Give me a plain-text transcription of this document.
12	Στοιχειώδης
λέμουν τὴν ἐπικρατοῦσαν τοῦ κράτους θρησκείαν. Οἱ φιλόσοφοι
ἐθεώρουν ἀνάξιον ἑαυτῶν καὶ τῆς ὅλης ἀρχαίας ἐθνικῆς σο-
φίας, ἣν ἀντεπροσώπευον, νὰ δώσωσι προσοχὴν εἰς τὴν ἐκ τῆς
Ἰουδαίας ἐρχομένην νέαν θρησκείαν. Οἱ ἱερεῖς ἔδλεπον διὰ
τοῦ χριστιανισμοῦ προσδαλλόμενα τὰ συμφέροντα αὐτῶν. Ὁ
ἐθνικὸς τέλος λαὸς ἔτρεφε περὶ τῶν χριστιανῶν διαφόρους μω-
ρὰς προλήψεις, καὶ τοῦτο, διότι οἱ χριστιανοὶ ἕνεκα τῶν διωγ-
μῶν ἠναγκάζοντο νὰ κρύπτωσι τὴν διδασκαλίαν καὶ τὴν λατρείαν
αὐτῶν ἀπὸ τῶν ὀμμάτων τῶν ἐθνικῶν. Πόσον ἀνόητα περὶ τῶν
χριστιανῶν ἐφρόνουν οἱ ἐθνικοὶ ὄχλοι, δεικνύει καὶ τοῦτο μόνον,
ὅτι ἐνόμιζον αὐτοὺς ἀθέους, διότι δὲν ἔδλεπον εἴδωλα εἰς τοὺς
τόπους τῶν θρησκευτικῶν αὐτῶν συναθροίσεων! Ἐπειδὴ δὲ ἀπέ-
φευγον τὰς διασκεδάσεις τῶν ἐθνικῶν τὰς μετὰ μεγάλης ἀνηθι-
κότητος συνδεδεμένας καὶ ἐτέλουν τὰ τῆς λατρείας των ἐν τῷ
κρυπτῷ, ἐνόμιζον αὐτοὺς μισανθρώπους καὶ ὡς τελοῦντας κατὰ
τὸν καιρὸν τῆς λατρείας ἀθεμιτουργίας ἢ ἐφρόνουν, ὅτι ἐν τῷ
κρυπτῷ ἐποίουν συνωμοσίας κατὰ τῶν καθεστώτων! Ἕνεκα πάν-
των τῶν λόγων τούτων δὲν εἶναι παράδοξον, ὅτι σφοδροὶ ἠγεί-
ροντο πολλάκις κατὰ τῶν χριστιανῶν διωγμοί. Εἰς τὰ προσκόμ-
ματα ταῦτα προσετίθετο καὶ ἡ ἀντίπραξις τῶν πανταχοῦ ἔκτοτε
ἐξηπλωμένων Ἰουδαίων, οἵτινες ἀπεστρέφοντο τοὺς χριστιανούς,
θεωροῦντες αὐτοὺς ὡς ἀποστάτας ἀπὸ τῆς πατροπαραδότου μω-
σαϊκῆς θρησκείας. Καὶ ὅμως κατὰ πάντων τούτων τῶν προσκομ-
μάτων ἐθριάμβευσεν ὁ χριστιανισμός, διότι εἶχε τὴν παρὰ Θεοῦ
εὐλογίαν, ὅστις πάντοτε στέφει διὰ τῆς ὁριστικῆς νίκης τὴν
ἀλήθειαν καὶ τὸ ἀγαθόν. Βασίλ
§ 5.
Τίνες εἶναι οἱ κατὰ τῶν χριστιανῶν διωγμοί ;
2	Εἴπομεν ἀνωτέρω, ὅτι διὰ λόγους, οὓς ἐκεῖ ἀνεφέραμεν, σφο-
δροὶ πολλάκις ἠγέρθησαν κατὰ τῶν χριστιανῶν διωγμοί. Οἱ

### [Given instruction]
Take the material above and return all of it exactly.

### [Answer in full]
Give me a plain-text transcription of this document.
12	Στοιχειώδης
λέμουν τὴν ἐπικρατοῦσαν τοῦ κράτους θρησκείαν. Οἱ φιλόσοφοι
ἐθεώρουν ἀνάξιον ἑαυτῶν καὶ τῆς ὅλης ἀρχαίας ἐθνικῆς σο-
φίας, ἣν ἀντεπροσώπευον, νὰ δώσωσι προσοχὴν εἰς τὴν ἐκ τῆς
Ἰουδαίας ἐρχομένην νέαν θρησκείαν. Οἱ ἱερεῖς ἔδλεπον διὰ
τοῦ χριστιανισμοῦ προσδαλλόμενα τὰ συμφέροντα αὐτῶν. Ὁ
ἐθνικὸς τέλος λαὸς ἔτρεφε περὶ τῶν χριστιανῶν διαφόρους μω-
ρὰς προλήψεις, καὶ τοῦτο, διότι οἱ χριστιανοὶ ἕνεκα τῶν διωγ-
μῶν ἠναγκάζοντο νὰ κρύπτωσι τὴν διδασκαλίαν καὶ τὴν λατρείαν
αὐτῶν ἀπὸ τῶν ὀμμάτων τῶν ἐθνικῶν. Πόσον ἀνόητα περὶ τῶν
χριστιανῶν ἐφρόνουν οἱ ἐθνικοὶ ὄχλοι, δεικνύει καὶ τοῦτο μόνον,
ὅτι ἐνόμιζον αὐτοὺς ἀθέους, διότι δὲν ἔδλεπον εἴδωλα εἰς τοὺς
τόπους τῶν θρησκευτικῶν αὐτῶν συναθροίσεων! Ἐπειδὴ δὲ ἀπέ-
φευγον τὰς διασκεδάσεις τῶν ἐθνικῶν τὰς μετὰ μεγάλης ἀνηθι-
κότητος συνδεδεμένας καὶ ἐτέλουν τὰ τῆς λατρείας των ἐν τῷ
κρυπτῷ, ἐνόμιζον αὐτοὺς μισανθρώπους καὶ ὡς τελοῦντας κατὰ
τὸν καιρὸν τῆς λατρείας ἀθεμιτουργίας ἢ ἐφρόνουν, ὅτι ἐν τῷ
κρυπτῷ ἐποίουν συνωμοσίας κατὰ τῶν καθεστώτων! Ἕνεκα πάν-
των τῶν λόγων τούτων δὲν εἶναι παράδοξον, ὅτι σφοδροὶ ἠγεί-
ροντο πολλάκις κατὰ τῶν χριστιανῶν διωγμοί. Εἰς τὰ προσκόμ-
ματα ταῦτα προσετίθετο καὶ ἡ ἀντίπραξις τῶν πανταχοῦ ἔκτοτε
ἐξηπλωμένων Ἰουδαίων, οἵτινες ἀπεστρέφοντο τοὺς χριστιανούς,
θεωροῦντες αὐτοὺς ὡς ἀποστάτας ἀπὸ τῆς πατροπαραδότου μω-
σαϊκῆς θρησκείας. Καὶ ὅμως κατὰ πάντων τούτων τῶν προσκομ-
μάτων ἐθριάμβευσεν ὁ χριστιανισμός, διότι εἶχε τὴν παρὰ Θεοῦ
εὐλογίαν, ὅστις πάντοτε στέφει διὰ τῆς ὁριστικῆς νίκης τὴν
ἀλήθειαν καὶ τὸ ἀγαθόν. Βασίλ
§ 5.
Τίνες εἶναι οἱ κατὰ τῶν χριστιανῶν διωγμοί ;
2	Εἴπομεν ἀνωτέρω, ὅτι διὰ λόγους, οὓς ἐκεῖ ἀνεφέραμεν, σφο-
δροὶ πολλάκις ἠγέρθησαν κατὰ τῶν χριστιανῶν διωγμοί. Οἱ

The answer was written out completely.